What to do:
Print all the entries verbatim.

[Saved data entries]
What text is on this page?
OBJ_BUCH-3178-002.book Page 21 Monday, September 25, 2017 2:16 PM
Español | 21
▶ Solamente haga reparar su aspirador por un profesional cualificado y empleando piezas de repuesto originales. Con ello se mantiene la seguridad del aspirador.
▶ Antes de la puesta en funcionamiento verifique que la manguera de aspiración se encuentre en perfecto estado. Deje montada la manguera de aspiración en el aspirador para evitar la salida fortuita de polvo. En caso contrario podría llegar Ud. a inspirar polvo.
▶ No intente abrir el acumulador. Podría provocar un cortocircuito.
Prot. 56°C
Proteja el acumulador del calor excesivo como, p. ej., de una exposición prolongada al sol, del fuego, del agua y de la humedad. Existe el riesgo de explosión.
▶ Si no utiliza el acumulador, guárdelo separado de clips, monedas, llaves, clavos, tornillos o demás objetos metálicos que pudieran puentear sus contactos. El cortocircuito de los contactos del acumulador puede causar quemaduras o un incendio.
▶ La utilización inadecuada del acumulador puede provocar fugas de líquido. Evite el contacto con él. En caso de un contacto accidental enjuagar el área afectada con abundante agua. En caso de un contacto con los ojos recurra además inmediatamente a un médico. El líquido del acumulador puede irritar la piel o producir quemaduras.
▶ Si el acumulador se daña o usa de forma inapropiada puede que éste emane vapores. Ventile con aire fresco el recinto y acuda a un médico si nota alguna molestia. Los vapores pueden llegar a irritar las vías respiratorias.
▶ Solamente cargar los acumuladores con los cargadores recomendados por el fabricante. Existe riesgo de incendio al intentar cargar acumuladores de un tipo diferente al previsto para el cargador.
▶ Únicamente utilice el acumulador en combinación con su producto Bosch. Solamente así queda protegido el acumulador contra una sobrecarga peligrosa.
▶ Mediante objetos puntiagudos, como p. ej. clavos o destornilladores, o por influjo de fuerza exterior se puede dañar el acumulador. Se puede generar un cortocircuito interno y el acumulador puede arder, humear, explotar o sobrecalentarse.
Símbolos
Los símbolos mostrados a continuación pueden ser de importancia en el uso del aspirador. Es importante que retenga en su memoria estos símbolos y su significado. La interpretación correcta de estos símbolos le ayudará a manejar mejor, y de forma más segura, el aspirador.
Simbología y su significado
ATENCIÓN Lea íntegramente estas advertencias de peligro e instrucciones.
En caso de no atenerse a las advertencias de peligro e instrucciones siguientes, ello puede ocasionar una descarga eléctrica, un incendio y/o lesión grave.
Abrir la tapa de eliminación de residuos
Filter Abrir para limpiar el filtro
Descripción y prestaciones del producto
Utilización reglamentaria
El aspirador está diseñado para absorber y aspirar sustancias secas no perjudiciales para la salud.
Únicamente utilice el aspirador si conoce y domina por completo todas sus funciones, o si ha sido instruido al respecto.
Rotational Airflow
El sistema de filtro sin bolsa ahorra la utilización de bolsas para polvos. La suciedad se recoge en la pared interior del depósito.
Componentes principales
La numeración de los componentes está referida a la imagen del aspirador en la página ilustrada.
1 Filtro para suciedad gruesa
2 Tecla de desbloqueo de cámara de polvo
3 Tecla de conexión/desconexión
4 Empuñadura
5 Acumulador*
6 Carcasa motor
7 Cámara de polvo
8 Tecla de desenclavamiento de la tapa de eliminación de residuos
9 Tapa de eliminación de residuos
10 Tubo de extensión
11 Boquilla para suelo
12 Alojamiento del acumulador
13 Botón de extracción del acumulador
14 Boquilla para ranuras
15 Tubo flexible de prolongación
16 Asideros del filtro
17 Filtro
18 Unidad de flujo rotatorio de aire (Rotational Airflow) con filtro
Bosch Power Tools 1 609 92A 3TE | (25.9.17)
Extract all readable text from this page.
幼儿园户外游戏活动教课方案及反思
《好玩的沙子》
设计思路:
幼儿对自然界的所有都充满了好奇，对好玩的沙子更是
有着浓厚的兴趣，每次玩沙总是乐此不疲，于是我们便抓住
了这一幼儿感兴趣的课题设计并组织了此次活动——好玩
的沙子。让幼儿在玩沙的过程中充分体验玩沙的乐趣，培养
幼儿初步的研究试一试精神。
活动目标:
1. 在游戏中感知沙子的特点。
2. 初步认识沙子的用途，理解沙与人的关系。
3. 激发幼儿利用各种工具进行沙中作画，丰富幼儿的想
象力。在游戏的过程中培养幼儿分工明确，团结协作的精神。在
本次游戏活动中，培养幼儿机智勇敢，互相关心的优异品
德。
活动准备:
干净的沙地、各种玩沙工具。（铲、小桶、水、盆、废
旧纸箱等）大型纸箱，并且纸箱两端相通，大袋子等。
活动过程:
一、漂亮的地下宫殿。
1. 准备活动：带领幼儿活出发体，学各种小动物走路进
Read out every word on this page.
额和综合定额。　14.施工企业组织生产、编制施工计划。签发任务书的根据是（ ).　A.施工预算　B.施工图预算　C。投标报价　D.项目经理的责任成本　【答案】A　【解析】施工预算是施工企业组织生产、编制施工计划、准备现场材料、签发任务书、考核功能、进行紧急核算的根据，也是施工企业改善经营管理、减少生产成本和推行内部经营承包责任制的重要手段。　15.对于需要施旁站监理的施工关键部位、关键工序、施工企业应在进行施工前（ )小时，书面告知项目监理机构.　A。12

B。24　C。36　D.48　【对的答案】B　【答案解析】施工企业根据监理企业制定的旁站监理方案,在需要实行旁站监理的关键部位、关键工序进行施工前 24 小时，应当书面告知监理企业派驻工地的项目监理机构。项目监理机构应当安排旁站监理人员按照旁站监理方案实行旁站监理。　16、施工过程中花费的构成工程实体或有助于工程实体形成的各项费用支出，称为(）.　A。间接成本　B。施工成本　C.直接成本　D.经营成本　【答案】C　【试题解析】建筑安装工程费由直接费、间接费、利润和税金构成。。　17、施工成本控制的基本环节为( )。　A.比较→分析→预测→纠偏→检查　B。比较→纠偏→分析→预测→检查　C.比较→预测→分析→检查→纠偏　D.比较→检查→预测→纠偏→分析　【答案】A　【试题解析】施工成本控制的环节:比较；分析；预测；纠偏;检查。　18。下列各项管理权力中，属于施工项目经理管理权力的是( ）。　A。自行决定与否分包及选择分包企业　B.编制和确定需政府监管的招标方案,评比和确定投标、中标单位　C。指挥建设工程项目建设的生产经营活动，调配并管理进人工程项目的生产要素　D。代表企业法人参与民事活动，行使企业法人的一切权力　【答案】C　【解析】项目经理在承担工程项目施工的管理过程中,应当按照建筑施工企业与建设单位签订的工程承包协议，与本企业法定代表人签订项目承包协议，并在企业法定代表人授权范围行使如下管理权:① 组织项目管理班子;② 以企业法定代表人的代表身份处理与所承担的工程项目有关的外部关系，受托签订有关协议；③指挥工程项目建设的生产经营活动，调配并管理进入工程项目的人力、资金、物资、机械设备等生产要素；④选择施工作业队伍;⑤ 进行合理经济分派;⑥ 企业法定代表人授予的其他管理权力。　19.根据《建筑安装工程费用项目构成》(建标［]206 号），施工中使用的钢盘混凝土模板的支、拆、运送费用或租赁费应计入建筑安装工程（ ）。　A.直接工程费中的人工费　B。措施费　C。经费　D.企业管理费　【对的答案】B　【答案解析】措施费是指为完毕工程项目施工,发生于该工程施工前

Response:
What text is on this page?
OBJ_BUCH-3178-002.book Page 21 Monday, September 25, 2017 2:16 PM
Español | 21
▶ Solamente haga reparar su aspirador por un profesional cualificado y empleando piezas de repuesto originales. Con ello se mantiene la seguridad del aspirador.
▶ Antes de la puesta en funcionamiento verifique que la manguera de aspiración se encuentre en perfecto estado. Deje montada la manguera de aspiración en el aspirador para evitar la salida fortuita de polvo. En caso contrario podría llegar Ud. a inspirar polvo.
▶ No intente abrir el acumulador. Podría provocar un cortocircuito.
Prot. 56°C
Proteja el acumulador del calor excesivo como, p. ej., de una exposición prolongada al sol, del fuego, del agua y de la humedad. Existe el riesgo de explosión.
▶ Si no utiliza el acumulador, guárdelo separado de clips, monedas, llaves, clavos, tornillos o demás objetos metálicos que pudieran puentear sus contactos. El cortocircuito de los contactos del acumulador puede causar quemaduras o un incendio.
▶ La utilización inadecuada del acumulador puede provocar fugas de líquido. Evite el contacto con él. En caso de un contacto accidental enjuagar el área afectada con abundante agua. En caso de un contacto con los ojos recurra además inmediatamente a un médico. El líquido del acumulador puede irritar la piel o producir quemaduras.
▶ Si el acumulador se daña o usa de forma inapropiada puede que éste emane vapores. Ventile con aire fresco el recinto y acuda a un médico si nota alguna molestia. Los vapores pueden llegar a irritar las vías respiratorias.
▶ Solamente cargar los acumuladores con los cargadores recomendados por el fabricante. Existe riesgo de incendio al intentar cargar acumuladores de un tipo diferente al previsto para el cargador.
▶ Únicamente utilice el acumulador en combinación con su producto Bosch. Solamente así queda protegido el acumulador contra una sobrecarga peligrosa.
▶ Mediante objetos puntiagudos, como p. ej. clavos o destornilladores, o por influjo de fuerza exterior se puede dañar el acumulador. Se puede generar un cortocircuito interno y el acumulador puede arder, humear, explotar o sobrecalentarse.
Símbolos
Los símbolos mostrados a continuación pueden ser de importancia en el uso del aspirador. Es importante que retenga en su memoria estos símbolos y su significado. La interpretación correcta de estos símbolos le ayudará a manejar mejor, y de forma más segura, el aspirador.
Simbología y su significado
ATENCIÓN Lea íntegramente estas advertencias de peligro e instrucciones.
En caso de no atenerse a las advertencias de peligro e instrucciones siguientes, ello puede ocasionar una descarga eléctrica, un incendio y/o lesión grave.
Abrir la tapa de eliminación de residuos
Filter Abrir para limpiar el filtro
Descripción y prestaciones del producto
Utilización reglamentaria
El aspirador está diseñado para absorber y aspirar sustancias secas no perjudiciales para la salud.
Únicamente utilice el aspirador si conoce y domina por completo todas sus funciones, o si ha sido instruido al respecto.
Rotational Airflow
El sistema de filtro sin bolsa ahorra la utilización de bolsas para polvos. La suciedad se recoge en la pared interior del depósito.
Componentes principales
La numeración de los componentes está referida a la imagen del aspirador en la página ilustrada.
1 Filtro para suciedad gruesa
2 Tecla de desbloqueo de cámara de polvo
3 Tecla de conexión/desconexión
4 Empuñadura
5 Acumulador*
6 Carcasa motor
7 Cámara de polvo
8 Tecla de desenclavamiento de la tapa de eliminación de residuos
9 Tapa de eliminación de residuos
10 Tubo de extensión
11 Boquilla para suelo
12 Alojamiento del acumulador
13 Botón de extracción del acumulador
14 Boquilla para ranuras
15 Tubo flexible de prolongación
16 Asideros del filtro
17 Filtro
18 Unidad de flujo rotatorio de aire (Rotational Airflow) con filtro
Bosch Power Tools 1 609 92A 3TE | (25.9.17)
Extract all readable text from this page.
幼儿园户外游戏活动教课方案及反思
《好玩的沙子》
设计思路:
幼儿对自然界的所有都充满了好奇，对好玩的沙子更是
有着浓厚的兴趣，每次玩沙总是乐此不疲，于是我们便抓住
了这一幼儿感兴趣的课题设计并组织了此次活动——好玩
的沙子。让幼儿在玩沙的过程中充分体验玩沙的乐趣，培养
幼儿初步的研究试一试精神。
活动目标:
1. 在游戏中感知沙子的特点。
2. 初步认识沙子的用途，理解沙与人的关系。
3. 激发幼儿利用各种工具进行沙中作画，丰富幼儿的想
象力。在游戏的过程中培养幼儿分工明确，团结协作的精神。在
本次游戏活动中，培养幼儿机智勇敢，互相关心的优异品
德。
活动准备:
干净的沙地、各种玩沙工具。（铲、小桶、水、盆、废
旧纸箱等）大型纸箱，并且纸箱两端相通，大袋子等。
活动过程:
一、漂亮的地下宫殿。
1. 准备活动：带领幼儿活出发体，学各种小动物走路进
Read out every word on this page.
额和综合定额。　14.施工企业组织生产、编制施工计划。签发任务书的根据是（ ).　A.施工预算　B.施工图预算　C。投标报价　D.项目经理的责任成本　【答案】A　【解析】施工预算是施工企业组织生产、编制施工计划、准备现场材料、签发任务书、考核功能、进行紧急核算的根据，也是施工企业改善经营管理、减少生产成本和推行内部经营承包责任制的重要手段。　15.对于需要施旁站监理的施工关键部位、关键工序、施工企业应在进行施工前（ )小时，书面告知项目监理机构.　A。12

B。24　C。36　D.48　【对的答案】B　【答案解析】施工企业根据监理企业制定的旁站监理方案,在需要实行旁站监理的关键部位、关键工序进行施工前 24 小时，应当书面告知监理企业派驻工地的项目监理机构。项目监理机构应当安排旁站监理人员按照旁站监理方案实行旁站监理。　16、施工过程中花费的构成工程实体或有助于工程实体形成的各项费用支出，称为(）.　A。间接成本　B。施工成本　C.直接成本　D.经营成本　【答案】C　【试题解析】建筑安装工程费由直接费、间接费、利润和税金构成。。　17、施工成本控制的基本环节为( )。　A.比较→分析→预测→纠偏→检查　B。比较→纠偏→分析→预测→检查　C.比较→预测→分析→检查→纠偏　D.比较→检查→预测→纠偏→分析　【答案】A　【试题解析】施工成本控制的环节:比较；分析；预测；纠偏;检查。　18。下列各项管理权力中，属于施工项目经理管理权力的是( ）。　A。自行决定与否分包及选择分包企业　B.编制和确定需政府监管的招标方案,评比和确定投标、中标单位　C。指挥建设工程项目建设的生产经营活动，调配并管理进人工程项目的生产要素　D。代表企业法人参与民事活动，行使企业法人的一切权力　【答案】C　【解析】项目经理在承担工程项目施工的管理过程中,应当按照建筑施工企业与建设单位签订的工程承包协议，与本企业法定代表人签订项目承包协议，并在企业法定代表人授权范围行使如下管理权:① 组织项目管理班子;② 以企业法定代表人的代表身份处理与所承担的工程项目有关的外部关系，受托签订有关协议；③指挥工程项目建设的生产经营活动，调配并管理进入工程项目的人力、资金、物资、机械设备等生产要素；④选择施工作业队伍;⑤ 进行合理经济分派;⑥ 企业法定代表人授予的其他管理权力。　19.根据《建筑安装工程费用项目构成》(建标［]206 号），施工中使用的钢盘混凝土模板的支、拆、运送费用或租赁费应计入建筑安装工程（ ）。　A.直接工程费中的人工费　B。措施费　C。经费　D.企业管理费　【对的答案】B　【答案解析】措施费是指为完毕工程项目施工,发生于该工程施工前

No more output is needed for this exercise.